## Written request
Leaving out the pictures, transcribe all of the records faithfully.

## Dataset content
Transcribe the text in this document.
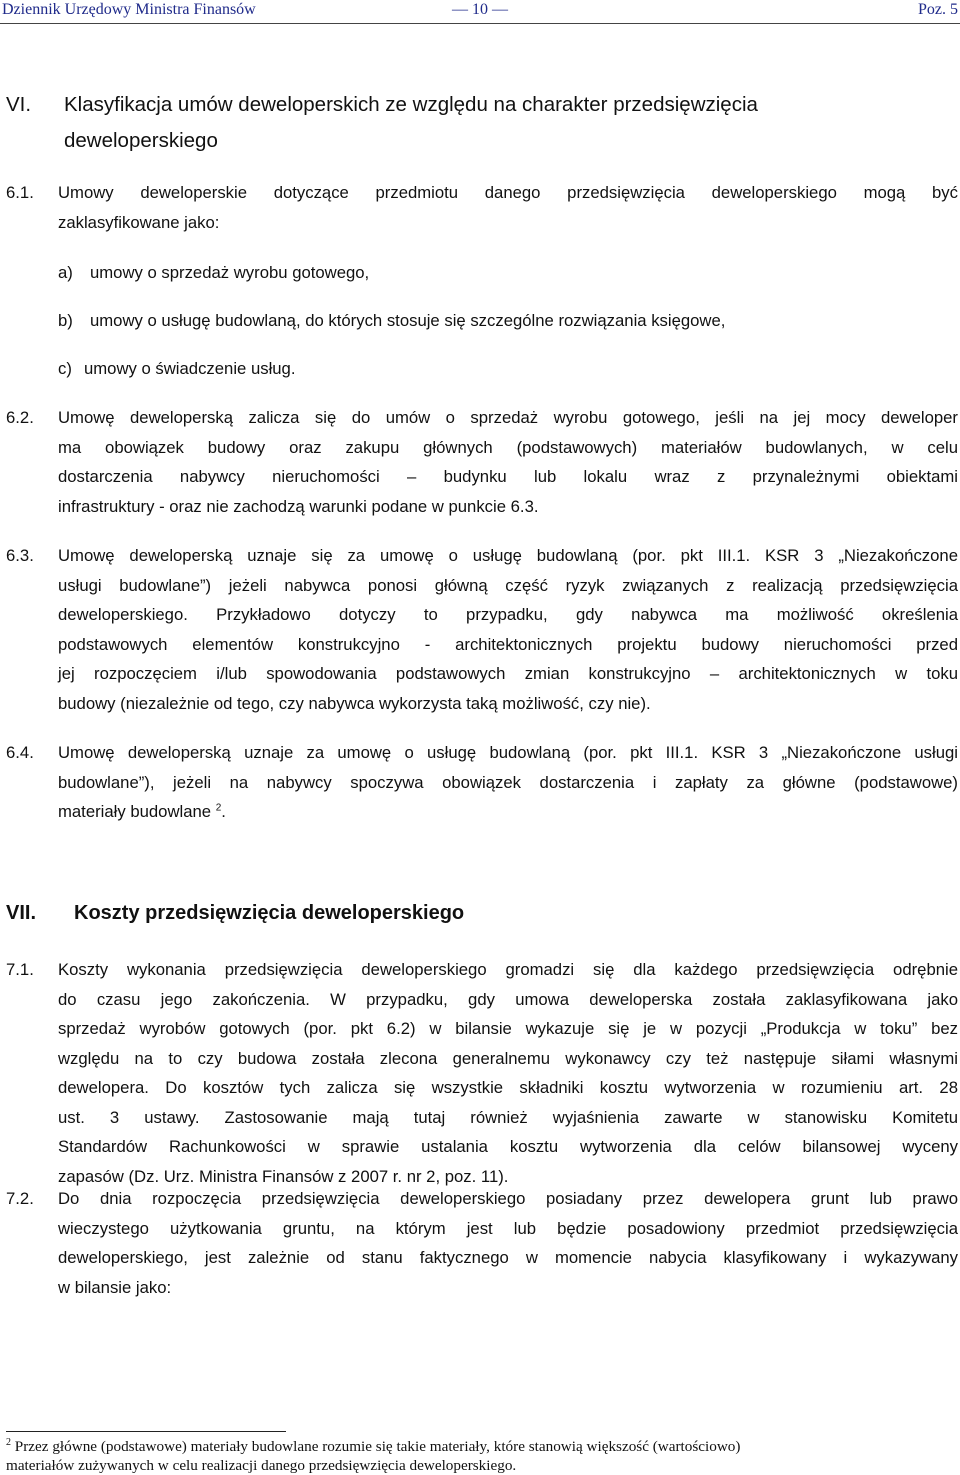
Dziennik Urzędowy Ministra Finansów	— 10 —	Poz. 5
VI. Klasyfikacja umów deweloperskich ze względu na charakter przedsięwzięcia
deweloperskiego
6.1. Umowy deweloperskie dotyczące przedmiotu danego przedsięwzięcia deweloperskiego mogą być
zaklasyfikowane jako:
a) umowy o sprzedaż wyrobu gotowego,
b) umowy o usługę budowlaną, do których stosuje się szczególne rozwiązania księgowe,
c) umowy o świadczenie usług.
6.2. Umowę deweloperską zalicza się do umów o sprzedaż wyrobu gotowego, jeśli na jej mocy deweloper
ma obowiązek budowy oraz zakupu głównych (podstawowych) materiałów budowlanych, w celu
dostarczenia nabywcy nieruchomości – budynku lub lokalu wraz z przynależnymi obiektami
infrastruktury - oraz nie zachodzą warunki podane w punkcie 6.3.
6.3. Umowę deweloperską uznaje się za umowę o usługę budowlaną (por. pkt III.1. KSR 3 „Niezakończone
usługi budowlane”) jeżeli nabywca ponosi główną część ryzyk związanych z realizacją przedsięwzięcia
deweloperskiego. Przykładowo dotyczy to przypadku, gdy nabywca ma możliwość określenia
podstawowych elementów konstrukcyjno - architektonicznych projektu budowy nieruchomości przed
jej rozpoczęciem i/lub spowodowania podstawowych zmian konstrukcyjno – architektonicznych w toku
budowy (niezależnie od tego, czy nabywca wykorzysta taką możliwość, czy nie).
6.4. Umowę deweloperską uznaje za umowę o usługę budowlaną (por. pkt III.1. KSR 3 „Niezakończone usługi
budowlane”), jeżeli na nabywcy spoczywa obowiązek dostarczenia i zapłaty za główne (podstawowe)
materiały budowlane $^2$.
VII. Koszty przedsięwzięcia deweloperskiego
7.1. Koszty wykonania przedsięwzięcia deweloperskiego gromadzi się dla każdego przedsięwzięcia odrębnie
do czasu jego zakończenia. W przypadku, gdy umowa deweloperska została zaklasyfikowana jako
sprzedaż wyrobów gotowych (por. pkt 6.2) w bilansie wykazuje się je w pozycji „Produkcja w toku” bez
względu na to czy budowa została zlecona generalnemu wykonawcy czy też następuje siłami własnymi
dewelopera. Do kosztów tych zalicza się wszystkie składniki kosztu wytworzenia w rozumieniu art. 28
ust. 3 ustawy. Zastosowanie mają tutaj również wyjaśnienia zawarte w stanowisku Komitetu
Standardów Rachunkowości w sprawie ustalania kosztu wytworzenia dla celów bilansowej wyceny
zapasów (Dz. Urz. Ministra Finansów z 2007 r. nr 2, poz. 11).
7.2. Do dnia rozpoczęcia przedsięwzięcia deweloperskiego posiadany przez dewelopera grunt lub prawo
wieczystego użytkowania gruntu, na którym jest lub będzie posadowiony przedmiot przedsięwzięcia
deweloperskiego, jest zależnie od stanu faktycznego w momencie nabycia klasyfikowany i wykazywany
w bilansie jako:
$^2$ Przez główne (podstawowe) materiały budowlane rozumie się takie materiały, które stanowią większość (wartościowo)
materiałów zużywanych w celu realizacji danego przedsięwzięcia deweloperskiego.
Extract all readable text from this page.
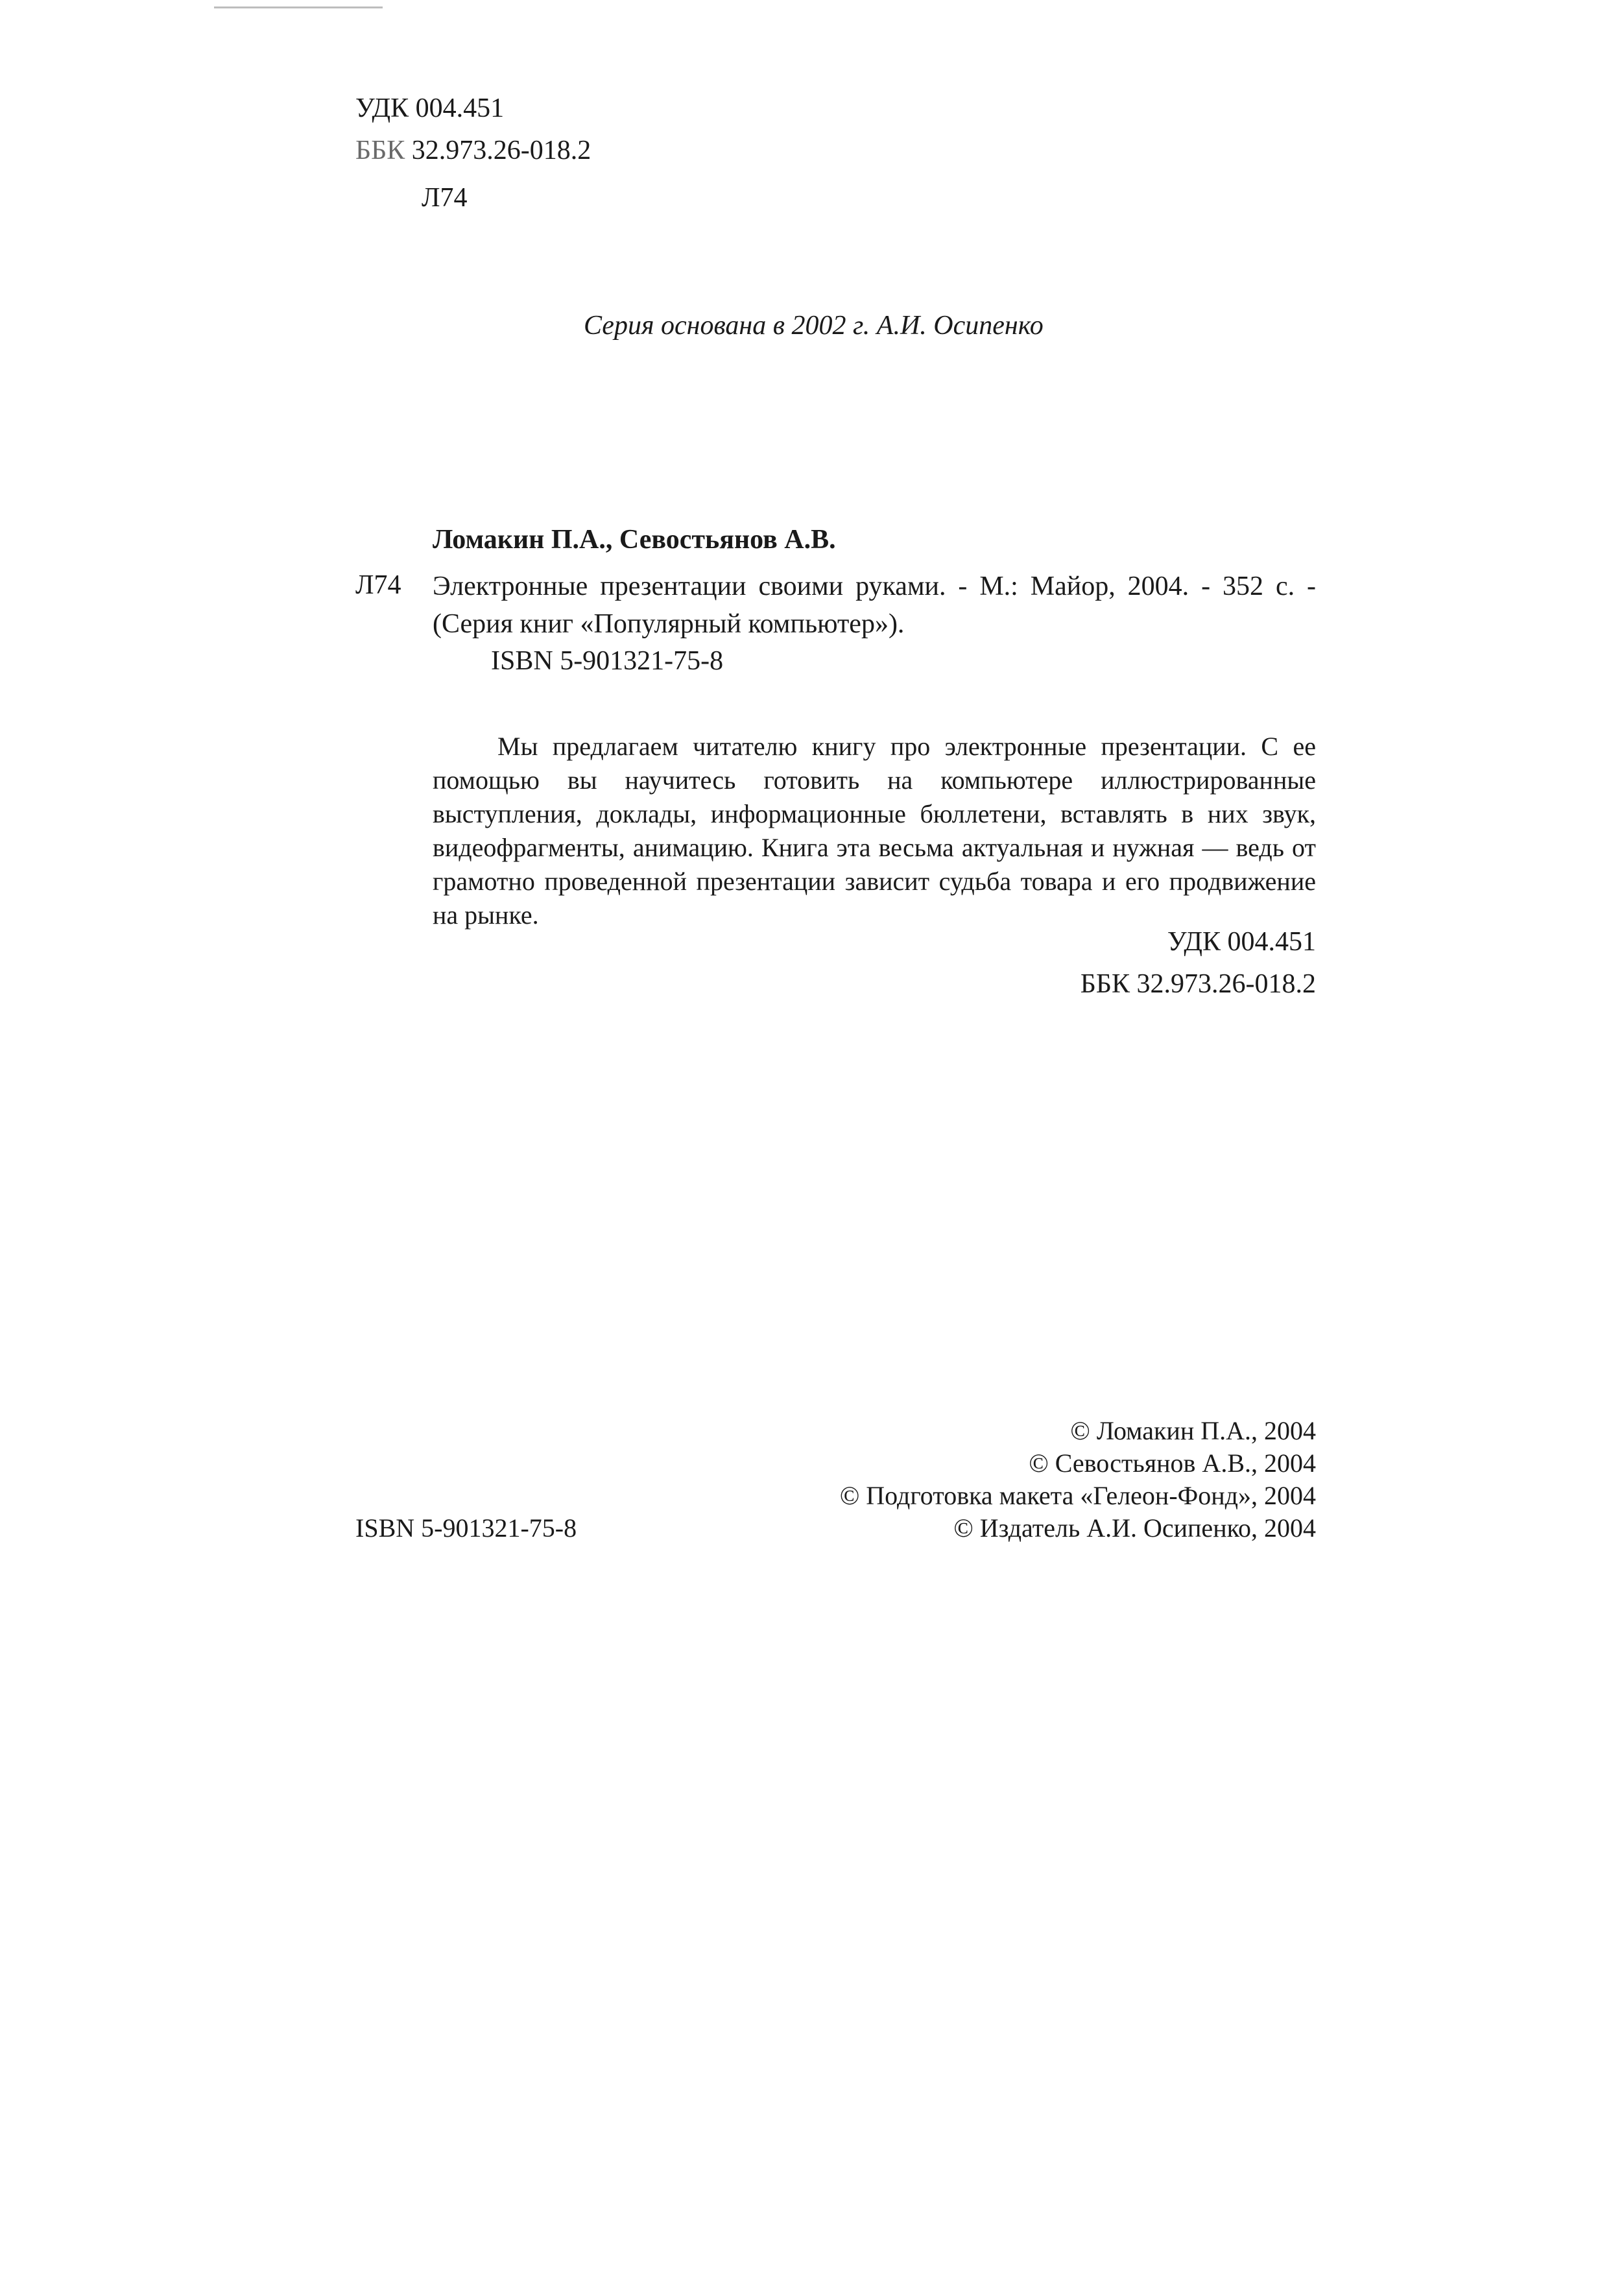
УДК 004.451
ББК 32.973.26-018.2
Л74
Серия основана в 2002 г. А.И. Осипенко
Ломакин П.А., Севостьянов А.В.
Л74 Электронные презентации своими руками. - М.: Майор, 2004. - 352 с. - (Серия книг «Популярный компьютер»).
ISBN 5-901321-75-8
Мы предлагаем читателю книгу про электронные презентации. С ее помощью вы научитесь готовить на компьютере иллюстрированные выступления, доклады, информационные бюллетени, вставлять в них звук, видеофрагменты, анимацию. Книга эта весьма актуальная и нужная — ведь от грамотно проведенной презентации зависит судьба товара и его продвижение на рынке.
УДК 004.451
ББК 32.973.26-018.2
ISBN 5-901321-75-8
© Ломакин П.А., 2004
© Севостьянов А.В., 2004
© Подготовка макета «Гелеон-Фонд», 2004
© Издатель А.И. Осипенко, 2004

## Response below
Transcribe the text in this document.
Dziennik Urzędowy Ministra Finansów	— 10 —	Poz. 5
VI. Klasyfikacja umów deweloperskich ze względu na charakter przedsięwzięcia
deweloperskiego
6.1. Umowy deweloperskie dotyczące przedmiotu danego przedsięwzięcia deweloperskiego mogą być
zaklasyfikowane jako:
a) umowy o sprzedaż wyrobu gotowego,
b) umowy o usługę budowlaną, do których stosuje się szczególne rozwiązania księgowe,
c) umowy o świadczenie usług.
6.2. Umowę deweloperską zalicza się do umów o sprzedaż wyrobu gotowego, jeśli na jej mocy deweloper
ma obowiązek budowy oraz zakupu głównych (podstawowych) materiałów budowlanych, w celu
dostarczenia nabywcy nieruchomości – budynku lub lokalu wraz z przynależnymi obiektami
infrastruktury - oraz nie zachodzą warunki podane w punkcie 6.3.
6.3. Umowę deweloperską uznaje się za umowę o usługę budowlaną (por. pkt III.1. KSR 3 „Niezakończone
usługi budowlane”) jeżeli nabywca ponosi główną część ryzyk związanych z realizacją przedsięwzięcia
deweloperskiego. Przykładowo dotyczy to przypadku, gdy nabywca ma możliwość określenia
podstawowych elementów konstrukcyjno - architektonicznych projektu budowy nieruchomości przed
jej rozpoczęciem i/lub spowodowania podstawowych zmian konstrukcyjno – architektonicznych w toku
budowy (niezależnie od tego, czy nabywca wykorzysta taką możliwość, czy nie).
6.4. Umowę deweloperską uznaje za umowę o usługę budowlaną (por. pkt III.1. KSR 3 „Niezakończone usługi
budowlane”), jeżeli na nabywcy spoczywa obowiązek dostarczenia i zapłaty za główne (podstawowe)
materiały budowlane $^2$.
VII. Koszty przedsięwzięcia deweloperskiego
7.1. Koszty wykonania przedsięwzięcia deweloperskiego gromadzi się dla każdego przedsięwzięcia odrębnie
do czasu jego zakończenia. W przypadku, gdy umowa deweloperska została zaklasyfikowana jako
sprzedaż wyrobów gotowych (por. pkt 6.2) w bilansie wykazuje się je w pozycji „Produkcja w toku” bez
względu na to czy budowa została zlecona generalnemu wykonawcy czy też następuje siłami własnymi
dewelopera. Do kosztów tych zalicza się wszystkie składniki kosztu wytworzenia w rozumieniu art. 28
ust. 3 ustawy. Zastosowanie mają tutaj również wyjaśnienia zawarte w stanowisku Komitetu
Standardów Rachunkowości w sprawie ustalania kosztu wytworzenia dla celów bilansowej wyceny
zapasów (Dz. Urz. Ministra Finansów z 2007 r. nr 2, poz. 11).
7.2. Do dnia rozpoczęcia przedsięwzięcia deweloperskiego posiadany przez dewelopera grunt lub prawo
wieczystego użytkowania gruntu, na którym jest lub będzie posadowiony przedmiot przedsięwzięcia
deweloperskiego, jest zależnie od stanu faktycznego w momencie nabycia klasyfikowany i wykazywany
w bilansie jako:
$^2$ Przez główne (podstawowe) materiały budowlane rozumie się takie materiały, które stanowią większość (wartościowo)
materiałów zużywanych w celu realizacji danego przedsięwzięcia deweloperskiego.
Extract all readable text from this page.
УДК 004.451
ББК 32.973.26-018.2
Л74
Серия основана в 2002 г. А.И. Осипенко
Ломакин П.А., Севостьянов А.В.
Л74 Электронные презентации своими руками. - М.: Майор, 2004. - 352 с. - (Серия книг «Популярный компьютер»).
ISBN 5-901321-75-8
Мы предлагаем читателю книгу про электронные презентации. С ее помощью вы научитесь готовить на компьютере иллюстрированные выступления, доклады, информационные бюллетени, вставлять в них звук, видеофрагменты, анимацию. Книга эта весьма актуальная и нужная — ведь от грамотно проведенной презентации зависит судьба товара и его продвижение на рынке.
УДК 004.451
ББК 32.973.26-018.2
ISBN 5-901321-75-8
© Ломакин П.А., 2004
© Севостьянов А.В., 2004
© Подготовка макета «Гелеон-Фонд», 2004
© Издатель А.И. Осипенко, 2004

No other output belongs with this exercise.